Repeat all of the data precisely.

## [Supplied records]
________

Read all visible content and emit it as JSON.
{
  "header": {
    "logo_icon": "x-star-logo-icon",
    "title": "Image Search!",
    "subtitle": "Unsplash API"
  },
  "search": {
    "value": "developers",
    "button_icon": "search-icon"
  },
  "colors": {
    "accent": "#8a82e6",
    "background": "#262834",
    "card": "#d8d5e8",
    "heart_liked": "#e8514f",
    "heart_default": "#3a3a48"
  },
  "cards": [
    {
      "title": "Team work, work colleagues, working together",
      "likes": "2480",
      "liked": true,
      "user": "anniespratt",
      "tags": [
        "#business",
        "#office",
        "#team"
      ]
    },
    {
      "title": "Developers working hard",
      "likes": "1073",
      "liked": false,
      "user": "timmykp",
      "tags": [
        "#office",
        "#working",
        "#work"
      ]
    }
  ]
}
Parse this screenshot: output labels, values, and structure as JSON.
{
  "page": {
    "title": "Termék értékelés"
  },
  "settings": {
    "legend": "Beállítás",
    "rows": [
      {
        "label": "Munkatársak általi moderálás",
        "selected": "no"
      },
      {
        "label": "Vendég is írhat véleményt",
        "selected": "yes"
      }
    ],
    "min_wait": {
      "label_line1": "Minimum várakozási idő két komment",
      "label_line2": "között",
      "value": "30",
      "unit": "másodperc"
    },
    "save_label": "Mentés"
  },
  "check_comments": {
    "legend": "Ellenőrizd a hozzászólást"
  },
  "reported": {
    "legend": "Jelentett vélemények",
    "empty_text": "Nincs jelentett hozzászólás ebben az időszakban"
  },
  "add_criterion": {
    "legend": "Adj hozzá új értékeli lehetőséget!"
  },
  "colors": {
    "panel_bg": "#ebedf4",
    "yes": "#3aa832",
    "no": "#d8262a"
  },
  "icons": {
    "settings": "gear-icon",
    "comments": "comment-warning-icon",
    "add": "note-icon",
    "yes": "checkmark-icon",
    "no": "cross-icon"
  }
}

________

## [Answer to this exercise]
Read all visible content and emit it as JSON.
{
  "header": {
    "logo_icon": "x-star-logo-icon",
    "title": "Image Search!",
    "subtitle": "Unsplash API"
  },
  "search": {
    "value": "developers",
    "button_icon": "search-icon"
  },
  "colors": {
    "accent": "#8a82e6",
    "background": "#262834",
    "card": "#d8d5e8",
    "heart_liked": "#e8514f",
    "heart_default": "#3a3a48"
  },
  "cards": [
    {
      "title": "Team work, work colleagues, working together",
      "likes": "2480",
      "liked": true,
      "user": "anniespratt",
      "tags": [
        "#business",
        "#office",
        "#team"
      ]
    },
    {
      "title": "Developers working hard",
      "likes": "1073",
      "liked": false,
      "user": "timmykp",
      "tags": [
        "#office",
        "#working",
        "#work"
      ]
    }
  ]
}
Parse this screenshot: output labels, values, and structure as JSON.
{
  "page": {
    "title": "Termék értékelés"
  },
  "settings": {
    "legend": "Beállítás",
    "rows": [
      {
        "label": "Munkatársak általi moderálás",
        "selected": "no"
      },
      {
        "label": "Vendég is írhat véleményt",
        "selected": "yes"
      }
    ],
    "min_wait": {
      "label_line1": "Minimum várakozási idő két komment",
      "label_line2": "között",
      "value": "30",
      "unit": "másodperc"
    },
    "save_label": "Mentés"
  },
  "check_comments": {
    "legend": "Ellenőrizd a hozzászólást"
  },
  "reported": {
    "legend": "Jelentett vélemények",
    "empty_text": "Nincs jelentett hozzászólás ebben az időszakban"
  },
  "add_criterion": {
    "legend": "Adj hozzá új értékeli lehetőséget!"
  },
  "colors": {
    "panel_bg": "#ebedf4",
    "yes": "#3aa832",
    "no": "#d8262a"
  },
  "icons": {
    "settings": "gear-icon",
    "comments": "comment-warning-icon",
    "add": "note-icon",
    "yes": "checkmark-icon",
    "no": "cross-icon"
  }
}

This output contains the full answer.